• _YOUR OBJECTIVE_: Please print every record below exactly as it appears.

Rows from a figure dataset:
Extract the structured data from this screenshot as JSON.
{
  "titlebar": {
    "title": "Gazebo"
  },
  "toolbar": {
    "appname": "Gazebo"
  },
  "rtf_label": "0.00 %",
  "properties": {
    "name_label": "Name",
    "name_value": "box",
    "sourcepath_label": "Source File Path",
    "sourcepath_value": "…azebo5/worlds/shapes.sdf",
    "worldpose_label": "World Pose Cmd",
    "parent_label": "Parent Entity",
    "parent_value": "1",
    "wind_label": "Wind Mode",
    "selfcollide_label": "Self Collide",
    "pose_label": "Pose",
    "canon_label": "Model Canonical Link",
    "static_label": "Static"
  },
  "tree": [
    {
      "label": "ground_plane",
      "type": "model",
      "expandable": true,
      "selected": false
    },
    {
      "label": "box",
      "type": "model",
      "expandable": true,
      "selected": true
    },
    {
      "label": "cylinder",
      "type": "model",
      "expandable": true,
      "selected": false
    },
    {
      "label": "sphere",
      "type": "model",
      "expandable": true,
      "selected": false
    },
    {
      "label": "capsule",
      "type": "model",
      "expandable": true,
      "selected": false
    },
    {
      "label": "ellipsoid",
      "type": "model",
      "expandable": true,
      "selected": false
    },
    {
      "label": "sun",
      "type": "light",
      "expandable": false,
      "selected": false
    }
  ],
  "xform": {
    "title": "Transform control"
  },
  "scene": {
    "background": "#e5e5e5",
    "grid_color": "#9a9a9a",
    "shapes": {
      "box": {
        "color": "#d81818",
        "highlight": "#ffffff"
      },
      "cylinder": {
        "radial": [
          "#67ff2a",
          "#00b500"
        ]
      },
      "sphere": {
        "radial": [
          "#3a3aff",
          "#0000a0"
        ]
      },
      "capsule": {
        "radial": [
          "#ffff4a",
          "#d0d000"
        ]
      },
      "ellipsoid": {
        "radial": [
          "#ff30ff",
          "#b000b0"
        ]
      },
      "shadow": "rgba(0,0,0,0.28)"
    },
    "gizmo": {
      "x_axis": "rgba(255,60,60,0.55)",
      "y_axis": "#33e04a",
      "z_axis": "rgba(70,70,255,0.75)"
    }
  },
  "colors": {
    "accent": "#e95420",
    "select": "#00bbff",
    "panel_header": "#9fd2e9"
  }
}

• _COMPLETE RESPONSE_:
Extract the structured data from this screenshot as JSON.
{
  "titlebar": {
    "title": "Gazebo"
  },
  "toolbar": {
    "appname": "Gazebo"
  },
  "rtf_label": "0.00 %",
  "properties": {
    "name_label": "Name",
    "name_value": "box",
    "sourcepath_label": "Source File Path",
    "sourcepath_value": "…azebo5/worlds/shapes.sdf",
    "worldpose_label": "World Pose Cmd",
    "parent_label": "Parent Entity",
    "parent_value": "1",
    "wind_label": "Wind Mode",
    "selfcollide_label": "Self Collide",
    "pose_label": "Pose",
    "canon_label": "Model Canonical Link",
    "static_label": "Static"
  },
  "tree": [
    {
      "label": "ground_plane",
      "type": "model",
      "expandable": true,
      "selected": false
    },
    {
      "label": "box",
      "type": "model",
      "expandable": true,
      "selected": true
    },
    {
      "label": "cylinder",
      "type": "model",
      "expandable": true,
      "selected": false
    },
    {
      "label": "sphere",
      "type": "model",
      "expandable": true,
      "selected": false
    },
    {
      "label": "capsule",
      "type": "model",
      "expandable": true,
      "selected": false
    },
    {
      "label": "ellipsoid",
      "type": "model",
      "expandable": true,
      "selected": false
    },
    {
      "label": "sun",
      "type": "light",
      "expandable": false,
      "selected": false
    }
  ],
  "xform": {
    "title": "Transform control"
  },
  "scene": {
    "background": "#e5e5e5",
    "grid_color": "#9a9a9a",
    "shapes": {
      "box": {
        "color": "#d81818",
        "highlight": "#ffffff"
      },
      "cylinder": {
        "radial": [
          "#67ff2a",
          "#00b500"
        ]
      },
      "sphere": {
        "radial": [
          "#3a3aff",
          "#0000a0"
        ]
      },
      "capsule": {
        "radial": [
          "#ffff4a",
          "#d0d000"
        ]
      },
      "ellipsoid": {
        "radial": [
          "#ff30ff",
          "#b000b0"
        ]
      },
      "shadow": "rgba(0,0,0,0.28)"
    },
    "gizmo": {
      "x_axis": "rgba(255,60,60,0.55)",
      "y_axis": "#33e04a",
      "z_axis": "rgba(70,70,255,0.75)"
    }
  },
  "colors": {
    "accent": "#e95420",
    "select": "#00bbff",
    "panel_header": "#9fd2e9"
  }
}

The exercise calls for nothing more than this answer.